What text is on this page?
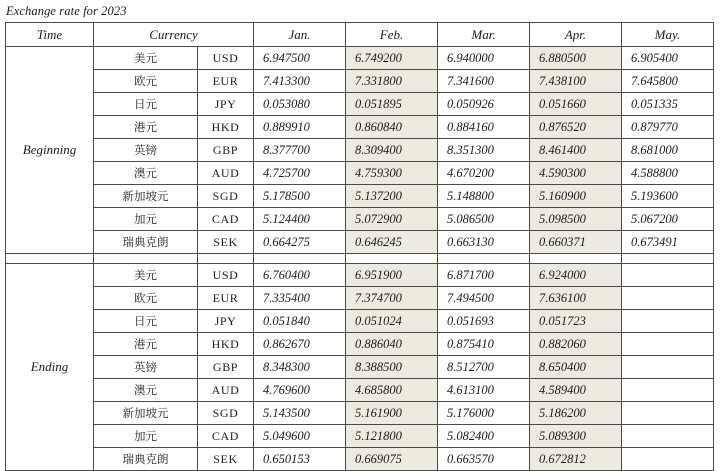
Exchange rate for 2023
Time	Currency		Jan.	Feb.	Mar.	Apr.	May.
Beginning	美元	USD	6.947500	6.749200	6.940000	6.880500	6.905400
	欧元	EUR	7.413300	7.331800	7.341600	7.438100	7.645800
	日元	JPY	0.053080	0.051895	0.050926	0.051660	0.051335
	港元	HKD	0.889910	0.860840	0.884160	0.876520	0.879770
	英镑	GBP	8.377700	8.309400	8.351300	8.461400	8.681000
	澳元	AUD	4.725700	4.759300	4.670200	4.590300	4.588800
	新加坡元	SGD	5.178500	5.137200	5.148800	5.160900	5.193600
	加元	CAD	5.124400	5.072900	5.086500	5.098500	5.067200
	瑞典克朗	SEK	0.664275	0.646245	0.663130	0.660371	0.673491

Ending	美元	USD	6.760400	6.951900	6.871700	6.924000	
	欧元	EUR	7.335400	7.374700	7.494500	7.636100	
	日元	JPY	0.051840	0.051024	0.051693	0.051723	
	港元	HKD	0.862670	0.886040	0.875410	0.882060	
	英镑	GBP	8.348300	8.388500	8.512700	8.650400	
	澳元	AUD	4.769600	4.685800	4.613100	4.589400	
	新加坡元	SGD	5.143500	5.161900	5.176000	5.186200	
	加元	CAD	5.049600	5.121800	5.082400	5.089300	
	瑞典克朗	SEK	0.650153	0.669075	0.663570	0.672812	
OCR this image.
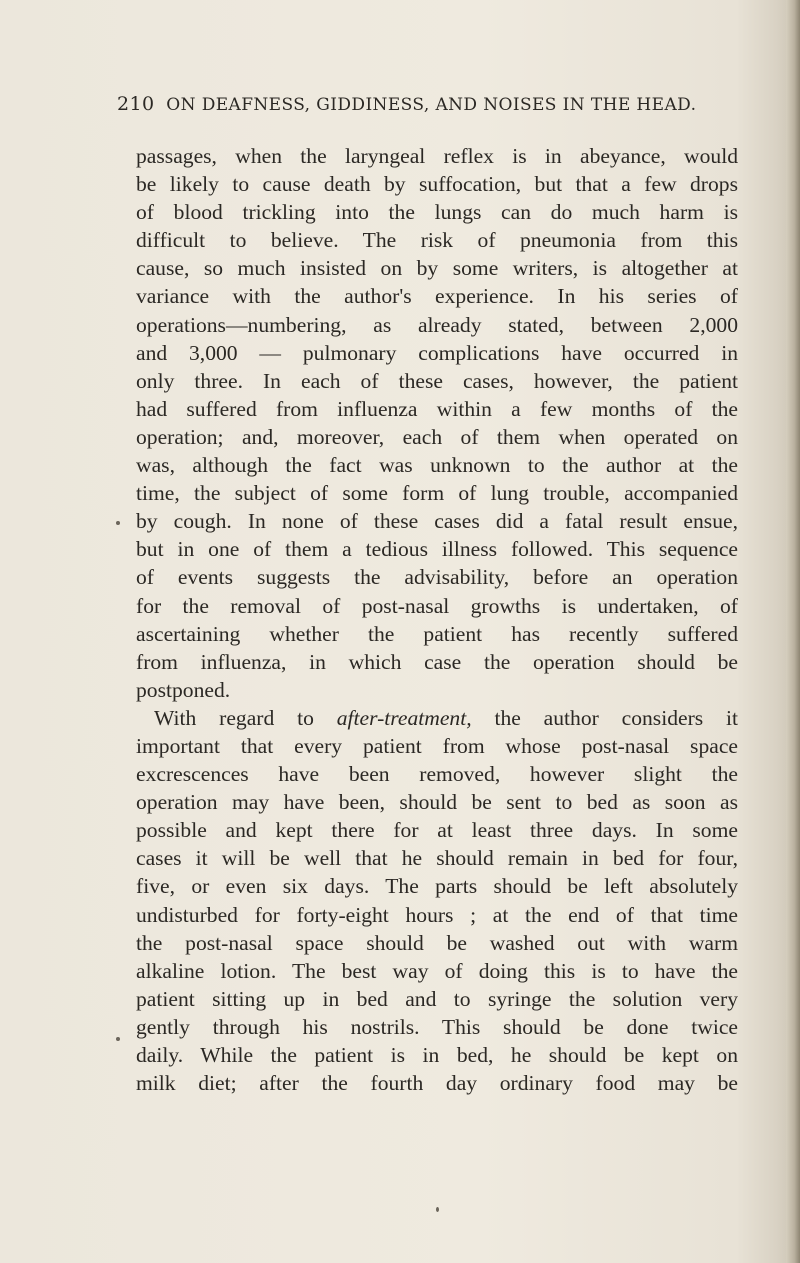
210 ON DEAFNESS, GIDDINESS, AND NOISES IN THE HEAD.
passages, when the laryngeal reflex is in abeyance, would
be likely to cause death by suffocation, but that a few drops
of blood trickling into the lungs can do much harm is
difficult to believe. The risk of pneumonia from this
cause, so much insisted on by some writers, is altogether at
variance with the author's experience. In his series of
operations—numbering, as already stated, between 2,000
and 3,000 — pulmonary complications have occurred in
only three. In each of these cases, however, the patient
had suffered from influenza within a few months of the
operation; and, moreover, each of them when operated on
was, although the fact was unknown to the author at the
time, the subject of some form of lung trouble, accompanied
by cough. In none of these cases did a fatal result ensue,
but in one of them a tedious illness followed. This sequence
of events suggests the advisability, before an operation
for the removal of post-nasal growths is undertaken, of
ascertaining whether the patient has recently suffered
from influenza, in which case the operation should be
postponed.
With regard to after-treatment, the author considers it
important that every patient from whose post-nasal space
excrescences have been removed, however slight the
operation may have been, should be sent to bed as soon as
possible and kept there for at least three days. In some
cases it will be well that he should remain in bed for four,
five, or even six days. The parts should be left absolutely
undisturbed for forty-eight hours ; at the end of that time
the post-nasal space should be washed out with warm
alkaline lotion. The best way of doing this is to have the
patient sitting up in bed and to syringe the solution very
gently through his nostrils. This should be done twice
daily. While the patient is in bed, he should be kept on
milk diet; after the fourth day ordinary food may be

━━━━━━━━━━━━━━━━━━━━

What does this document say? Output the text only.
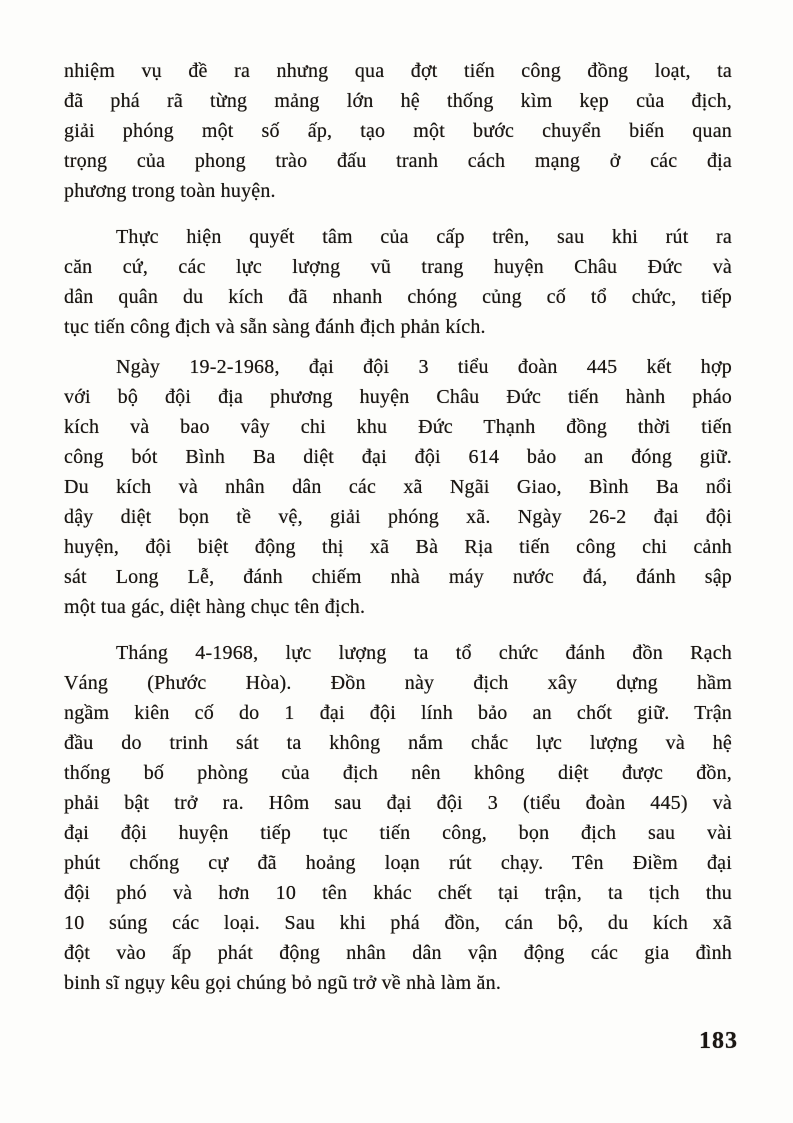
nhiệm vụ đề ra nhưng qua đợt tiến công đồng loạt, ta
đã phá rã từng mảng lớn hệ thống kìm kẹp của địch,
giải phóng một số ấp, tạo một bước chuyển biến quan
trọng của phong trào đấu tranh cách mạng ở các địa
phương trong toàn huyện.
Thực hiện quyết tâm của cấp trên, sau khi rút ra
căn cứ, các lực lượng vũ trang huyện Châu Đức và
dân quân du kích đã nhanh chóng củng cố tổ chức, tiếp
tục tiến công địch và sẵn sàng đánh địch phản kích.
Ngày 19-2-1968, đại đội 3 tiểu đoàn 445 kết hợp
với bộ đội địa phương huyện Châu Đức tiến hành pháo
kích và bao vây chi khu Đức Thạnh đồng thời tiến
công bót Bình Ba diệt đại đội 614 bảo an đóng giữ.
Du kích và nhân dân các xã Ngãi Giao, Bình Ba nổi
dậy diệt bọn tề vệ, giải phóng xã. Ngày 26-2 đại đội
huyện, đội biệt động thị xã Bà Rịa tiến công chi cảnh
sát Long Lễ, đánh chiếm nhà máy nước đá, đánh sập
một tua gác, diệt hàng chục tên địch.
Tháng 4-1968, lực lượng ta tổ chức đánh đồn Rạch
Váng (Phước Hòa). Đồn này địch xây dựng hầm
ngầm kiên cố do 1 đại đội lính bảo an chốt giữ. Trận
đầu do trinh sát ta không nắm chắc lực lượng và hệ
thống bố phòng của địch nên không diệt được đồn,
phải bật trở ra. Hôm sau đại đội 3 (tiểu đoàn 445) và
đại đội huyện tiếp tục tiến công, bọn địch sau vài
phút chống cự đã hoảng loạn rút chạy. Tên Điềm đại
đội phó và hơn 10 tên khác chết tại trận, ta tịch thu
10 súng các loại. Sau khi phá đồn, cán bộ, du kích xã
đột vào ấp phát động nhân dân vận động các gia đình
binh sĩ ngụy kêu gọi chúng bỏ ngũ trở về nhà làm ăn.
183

━━━━━━━━━━━━━━━━━━━━

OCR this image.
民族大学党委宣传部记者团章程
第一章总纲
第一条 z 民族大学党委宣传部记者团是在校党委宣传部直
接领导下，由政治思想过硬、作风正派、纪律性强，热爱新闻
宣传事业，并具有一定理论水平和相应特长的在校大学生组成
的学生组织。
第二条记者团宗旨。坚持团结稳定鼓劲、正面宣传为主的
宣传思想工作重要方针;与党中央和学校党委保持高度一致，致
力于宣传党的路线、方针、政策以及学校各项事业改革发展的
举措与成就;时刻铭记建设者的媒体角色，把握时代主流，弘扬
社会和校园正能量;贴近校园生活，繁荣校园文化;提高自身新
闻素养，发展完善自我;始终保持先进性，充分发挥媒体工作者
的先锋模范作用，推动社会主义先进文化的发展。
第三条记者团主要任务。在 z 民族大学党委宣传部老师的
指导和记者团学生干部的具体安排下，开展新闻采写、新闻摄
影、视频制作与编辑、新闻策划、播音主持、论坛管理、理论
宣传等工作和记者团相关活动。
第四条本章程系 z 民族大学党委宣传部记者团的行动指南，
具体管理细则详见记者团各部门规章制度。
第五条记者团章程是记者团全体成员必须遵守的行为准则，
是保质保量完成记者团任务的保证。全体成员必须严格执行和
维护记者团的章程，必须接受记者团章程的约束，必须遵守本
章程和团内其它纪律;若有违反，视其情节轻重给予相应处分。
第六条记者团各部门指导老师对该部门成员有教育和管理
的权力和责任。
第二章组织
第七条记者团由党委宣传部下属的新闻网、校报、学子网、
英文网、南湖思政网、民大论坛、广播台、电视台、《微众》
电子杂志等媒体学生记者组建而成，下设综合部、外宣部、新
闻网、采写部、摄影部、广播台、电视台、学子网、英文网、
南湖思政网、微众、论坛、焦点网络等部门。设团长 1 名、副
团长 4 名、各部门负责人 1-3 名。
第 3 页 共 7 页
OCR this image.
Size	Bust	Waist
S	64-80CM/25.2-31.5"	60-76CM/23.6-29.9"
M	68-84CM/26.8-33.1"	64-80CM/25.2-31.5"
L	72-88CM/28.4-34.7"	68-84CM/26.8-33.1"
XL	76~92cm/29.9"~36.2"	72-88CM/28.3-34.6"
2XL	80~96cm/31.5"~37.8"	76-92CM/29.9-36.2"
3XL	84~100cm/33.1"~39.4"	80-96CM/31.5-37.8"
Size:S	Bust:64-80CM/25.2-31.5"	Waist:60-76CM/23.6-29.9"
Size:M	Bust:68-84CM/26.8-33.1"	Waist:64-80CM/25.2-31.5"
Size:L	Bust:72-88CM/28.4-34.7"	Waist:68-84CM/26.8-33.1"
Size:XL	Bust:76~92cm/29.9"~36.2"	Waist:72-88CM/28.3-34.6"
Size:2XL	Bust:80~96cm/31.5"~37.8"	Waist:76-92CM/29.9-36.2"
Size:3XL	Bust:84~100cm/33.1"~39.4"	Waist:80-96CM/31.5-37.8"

━━━━━━━━━━━━━━━━━━━━

__DIRECTIONS__:
In the records above, collect each line with "tiến".

__RESPONSE TO THIS TASK__:
nhiệm vụ đề ra nhưng qua đợt tiến công đồng loạt, ta
tục tiến công địch và sẵn sàng đánh địch phản kích.
với bộ đội địa phương huyện Châu Đức tiến hành pháo
kích và bao vây chi khu Đức Thạnh đồng thời tiến
huyện, đội biệt động thị xã Bà Rịa tiến công chi cảnh
đại đội huyện tiếp tục tiến công, bọn địch sau vài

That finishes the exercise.